Exercise description: Which lines of the records contain "JSON"? Collect every one of them.

Records supplied:
__________
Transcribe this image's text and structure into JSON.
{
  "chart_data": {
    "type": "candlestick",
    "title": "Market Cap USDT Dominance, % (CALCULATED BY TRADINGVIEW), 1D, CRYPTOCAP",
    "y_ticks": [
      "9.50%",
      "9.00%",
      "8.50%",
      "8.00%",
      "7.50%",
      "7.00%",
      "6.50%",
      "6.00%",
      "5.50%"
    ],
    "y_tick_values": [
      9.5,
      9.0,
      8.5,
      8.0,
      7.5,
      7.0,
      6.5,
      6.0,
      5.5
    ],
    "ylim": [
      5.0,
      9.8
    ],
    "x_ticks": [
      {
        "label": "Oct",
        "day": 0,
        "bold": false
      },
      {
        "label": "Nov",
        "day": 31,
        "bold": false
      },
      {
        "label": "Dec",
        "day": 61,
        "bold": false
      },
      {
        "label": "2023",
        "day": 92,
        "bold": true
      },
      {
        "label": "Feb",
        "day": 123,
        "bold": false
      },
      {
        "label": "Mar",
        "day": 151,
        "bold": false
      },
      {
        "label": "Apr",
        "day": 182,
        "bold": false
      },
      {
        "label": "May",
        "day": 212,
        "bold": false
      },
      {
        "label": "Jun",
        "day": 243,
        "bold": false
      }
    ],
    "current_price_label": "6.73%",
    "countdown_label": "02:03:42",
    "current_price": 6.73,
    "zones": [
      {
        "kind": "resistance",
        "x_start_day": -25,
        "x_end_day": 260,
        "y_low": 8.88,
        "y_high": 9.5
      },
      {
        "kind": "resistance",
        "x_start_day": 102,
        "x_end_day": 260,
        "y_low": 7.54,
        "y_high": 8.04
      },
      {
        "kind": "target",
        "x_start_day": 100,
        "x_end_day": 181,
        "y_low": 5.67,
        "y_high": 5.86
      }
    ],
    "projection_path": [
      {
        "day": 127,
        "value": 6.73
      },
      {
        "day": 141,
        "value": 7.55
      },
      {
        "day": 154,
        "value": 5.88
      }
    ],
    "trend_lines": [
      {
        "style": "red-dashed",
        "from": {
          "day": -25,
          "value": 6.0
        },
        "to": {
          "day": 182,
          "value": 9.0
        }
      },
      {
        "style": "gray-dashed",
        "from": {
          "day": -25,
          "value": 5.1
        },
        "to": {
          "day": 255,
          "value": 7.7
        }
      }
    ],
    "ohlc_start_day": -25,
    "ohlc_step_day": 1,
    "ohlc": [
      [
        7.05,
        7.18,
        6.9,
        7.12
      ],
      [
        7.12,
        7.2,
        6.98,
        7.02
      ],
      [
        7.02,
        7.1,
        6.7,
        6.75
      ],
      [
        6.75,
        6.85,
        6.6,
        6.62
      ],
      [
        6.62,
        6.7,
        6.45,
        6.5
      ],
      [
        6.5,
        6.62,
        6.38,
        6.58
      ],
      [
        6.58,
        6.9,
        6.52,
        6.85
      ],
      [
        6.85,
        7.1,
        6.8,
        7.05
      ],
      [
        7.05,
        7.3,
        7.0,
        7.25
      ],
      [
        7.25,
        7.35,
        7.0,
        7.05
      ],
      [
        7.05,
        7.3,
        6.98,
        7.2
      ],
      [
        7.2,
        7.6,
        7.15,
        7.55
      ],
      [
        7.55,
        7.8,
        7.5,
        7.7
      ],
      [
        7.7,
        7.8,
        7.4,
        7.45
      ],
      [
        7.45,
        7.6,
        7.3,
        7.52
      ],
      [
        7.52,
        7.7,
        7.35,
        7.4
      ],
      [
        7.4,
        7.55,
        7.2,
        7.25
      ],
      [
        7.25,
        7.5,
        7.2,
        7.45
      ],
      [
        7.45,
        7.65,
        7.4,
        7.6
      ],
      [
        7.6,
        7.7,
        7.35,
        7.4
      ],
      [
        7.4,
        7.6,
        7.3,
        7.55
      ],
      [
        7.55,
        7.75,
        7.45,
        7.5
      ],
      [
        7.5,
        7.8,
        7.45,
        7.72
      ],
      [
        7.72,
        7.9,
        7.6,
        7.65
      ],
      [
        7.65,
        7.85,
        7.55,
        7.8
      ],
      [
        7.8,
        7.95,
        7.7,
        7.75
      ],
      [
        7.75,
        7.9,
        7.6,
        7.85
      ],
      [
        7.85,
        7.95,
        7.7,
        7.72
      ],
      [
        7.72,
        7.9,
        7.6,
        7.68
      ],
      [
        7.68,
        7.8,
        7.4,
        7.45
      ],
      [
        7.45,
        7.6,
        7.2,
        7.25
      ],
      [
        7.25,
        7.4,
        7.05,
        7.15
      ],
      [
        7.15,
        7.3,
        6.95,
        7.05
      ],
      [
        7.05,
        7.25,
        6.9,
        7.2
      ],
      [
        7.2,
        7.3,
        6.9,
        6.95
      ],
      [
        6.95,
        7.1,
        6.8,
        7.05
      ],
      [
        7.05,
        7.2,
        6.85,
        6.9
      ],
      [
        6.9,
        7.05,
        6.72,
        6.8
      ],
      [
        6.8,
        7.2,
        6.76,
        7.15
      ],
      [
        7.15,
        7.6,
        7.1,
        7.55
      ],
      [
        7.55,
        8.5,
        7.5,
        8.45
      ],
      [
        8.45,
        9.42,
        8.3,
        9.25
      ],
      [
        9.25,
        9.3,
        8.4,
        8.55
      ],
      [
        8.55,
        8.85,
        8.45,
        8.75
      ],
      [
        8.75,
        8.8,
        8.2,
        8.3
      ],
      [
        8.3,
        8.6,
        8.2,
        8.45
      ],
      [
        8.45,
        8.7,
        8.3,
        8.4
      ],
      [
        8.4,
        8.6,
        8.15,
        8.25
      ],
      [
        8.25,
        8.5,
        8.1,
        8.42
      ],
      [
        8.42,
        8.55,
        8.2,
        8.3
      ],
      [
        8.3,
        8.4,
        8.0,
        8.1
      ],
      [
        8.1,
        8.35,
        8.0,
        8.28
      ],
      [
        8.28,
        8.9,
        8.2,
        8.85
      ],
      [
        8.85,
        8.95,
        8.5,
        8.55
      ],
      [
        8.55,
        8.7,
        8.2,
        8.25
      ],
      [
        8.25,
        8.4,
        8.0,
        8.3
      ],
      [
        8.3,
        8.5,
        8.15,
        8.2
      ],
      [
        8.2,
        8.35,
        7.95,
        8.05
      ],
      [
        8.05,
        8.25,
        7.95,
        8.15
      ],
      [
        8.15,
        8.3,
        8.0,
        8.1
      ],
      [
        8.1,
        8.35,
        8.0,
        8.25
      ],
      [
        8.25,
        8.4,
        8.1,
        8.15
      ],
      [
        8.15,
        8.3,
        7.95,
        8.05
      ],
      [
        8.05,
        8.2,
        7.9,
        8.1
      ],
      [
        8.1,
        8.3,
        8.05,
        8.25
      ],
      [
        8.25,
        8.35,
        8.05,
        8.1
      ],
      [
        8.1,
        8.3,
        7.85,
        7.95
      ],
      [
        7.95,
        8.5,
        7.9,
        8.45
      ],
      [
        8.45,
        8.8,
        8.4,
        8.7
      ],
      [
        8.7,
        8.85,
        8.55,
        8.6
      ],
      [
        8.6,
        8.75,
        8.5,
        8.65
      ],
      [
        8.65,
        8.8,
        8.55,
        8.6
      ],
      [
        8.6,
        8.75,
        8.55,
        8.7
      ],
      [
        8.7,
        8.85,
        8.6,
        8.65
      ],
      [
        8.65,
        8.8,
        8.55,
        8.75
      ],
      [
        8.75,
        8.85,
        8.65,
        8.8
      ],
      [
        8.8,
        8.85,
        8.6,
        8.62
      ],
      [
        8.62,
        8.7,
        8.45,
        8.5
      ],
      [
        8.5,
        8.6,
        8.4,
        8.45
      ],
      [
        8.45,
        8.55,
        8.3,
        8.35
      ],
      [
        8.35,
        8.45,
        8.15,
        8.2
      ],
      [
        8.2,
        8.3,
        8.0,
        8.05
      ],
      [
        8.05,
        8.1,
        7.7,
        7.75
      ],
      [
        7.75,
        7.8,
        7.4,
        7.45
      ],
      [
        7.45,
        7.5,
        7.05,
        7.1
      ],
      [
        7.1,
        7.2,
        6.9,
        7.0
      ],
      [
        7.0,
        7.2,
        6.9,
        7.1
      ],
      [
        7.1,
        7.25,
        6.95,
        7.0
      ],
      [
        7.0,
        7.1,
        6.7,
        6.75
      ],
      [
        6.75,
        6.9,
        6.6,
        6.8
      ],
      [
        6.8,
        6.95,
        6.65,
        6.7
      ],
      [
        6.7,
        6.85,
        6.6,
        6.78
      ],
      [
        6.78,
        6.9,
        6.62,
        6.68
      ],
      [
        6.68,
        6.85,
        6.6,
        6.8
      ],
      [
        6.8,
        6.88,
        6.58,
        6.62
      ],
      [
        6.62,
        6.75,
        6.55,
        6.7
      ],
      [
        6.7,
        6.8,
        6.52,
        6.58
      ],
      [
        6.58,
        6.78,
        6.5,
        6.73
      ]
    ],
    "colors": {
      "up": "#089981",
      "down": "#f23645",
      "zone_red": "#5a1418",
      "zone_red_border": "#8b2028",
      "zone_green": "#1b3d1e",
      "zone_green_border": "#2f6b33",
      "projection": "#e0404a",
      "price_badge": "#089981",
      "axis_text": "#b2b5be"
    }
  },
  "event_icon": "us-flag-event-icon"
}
__________
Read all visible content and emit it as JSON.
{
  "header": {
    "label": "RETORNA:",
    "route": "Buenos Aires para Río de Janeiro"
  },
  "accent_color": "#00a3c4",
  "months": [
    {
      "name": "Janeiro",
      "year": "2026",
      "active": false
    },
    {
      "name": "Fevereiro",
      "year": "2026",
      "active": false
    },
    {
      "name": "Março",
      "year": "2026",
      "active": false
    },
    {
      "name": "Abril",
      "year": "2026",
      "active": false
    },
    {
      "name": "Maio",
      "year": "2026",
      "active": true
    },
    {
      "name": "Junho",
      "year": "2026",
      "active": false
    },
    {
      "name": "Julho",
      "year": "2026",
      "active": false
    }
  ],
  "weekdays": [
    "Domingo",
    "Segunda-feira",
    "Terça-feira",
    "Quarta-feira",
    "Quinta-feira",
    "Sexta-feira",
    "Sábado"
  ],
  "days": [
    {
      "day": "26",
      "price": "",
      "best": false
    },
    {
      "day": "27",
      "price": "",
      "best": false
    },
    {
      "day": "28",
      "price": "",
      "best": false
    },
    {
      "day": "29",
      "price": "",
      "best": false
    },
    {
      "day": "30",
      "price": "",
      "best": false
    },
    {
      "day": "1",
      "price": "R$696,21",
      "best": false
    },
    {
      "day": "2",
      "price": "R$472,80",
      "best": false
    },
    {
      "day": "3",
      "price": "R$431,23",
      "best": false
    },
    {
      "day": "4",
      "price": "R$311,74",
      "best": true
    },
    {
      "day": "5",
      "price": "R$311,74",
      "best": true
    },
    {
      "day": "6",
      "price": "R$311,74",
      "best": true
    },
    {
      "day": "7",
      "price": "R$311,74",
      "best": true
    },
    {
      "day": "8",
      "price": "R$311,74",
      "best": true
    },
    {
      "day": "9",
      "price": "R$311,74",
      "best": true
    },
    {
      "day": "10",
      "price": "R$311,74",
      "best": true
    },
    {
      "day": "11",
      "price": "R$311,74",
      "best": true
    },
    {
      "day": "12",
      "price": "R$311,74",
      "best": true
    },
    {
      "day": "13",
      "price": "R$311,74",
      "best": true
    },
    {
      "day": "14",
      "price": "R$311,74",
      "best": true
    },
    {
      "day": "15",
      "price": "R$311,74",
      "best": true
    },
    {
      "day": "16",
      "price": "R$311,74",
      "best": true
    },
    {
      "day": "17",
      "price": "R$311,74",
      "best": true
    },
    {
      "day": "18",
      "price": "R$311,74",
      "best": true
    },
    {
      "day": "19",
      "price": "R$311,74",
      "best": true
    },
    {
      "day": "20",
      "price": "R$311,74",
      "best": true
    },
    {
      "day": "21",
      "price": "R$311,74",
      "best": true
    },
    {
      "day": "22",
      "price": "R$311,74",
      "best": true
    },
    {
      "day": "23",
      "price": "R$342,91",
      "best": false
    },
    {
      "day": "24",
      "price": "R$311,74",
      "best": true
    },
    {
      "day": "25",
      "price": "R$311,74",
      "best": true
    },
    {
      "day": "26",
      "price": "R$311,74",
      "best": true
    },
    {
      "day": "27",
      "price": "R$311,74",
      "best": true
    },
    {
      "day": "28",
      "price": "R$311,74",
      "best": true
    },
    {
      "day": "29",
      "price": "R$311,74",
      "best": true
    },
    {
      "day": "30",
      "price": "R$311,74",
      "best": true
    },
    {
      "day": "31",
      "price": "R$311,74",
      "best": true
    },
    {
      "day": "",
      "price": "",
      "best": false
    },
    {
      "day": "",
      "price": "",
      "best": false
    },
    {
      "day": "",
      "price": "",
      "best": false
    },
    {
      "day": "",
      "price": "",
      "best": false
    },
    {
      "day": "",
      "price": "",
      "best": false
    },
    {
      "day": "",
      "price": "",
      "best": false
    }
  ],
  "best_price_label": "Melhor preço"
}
__________
Problem solution:
Transcribe this image's text and structure into JSON.
Read all visible content and emit it as JSON.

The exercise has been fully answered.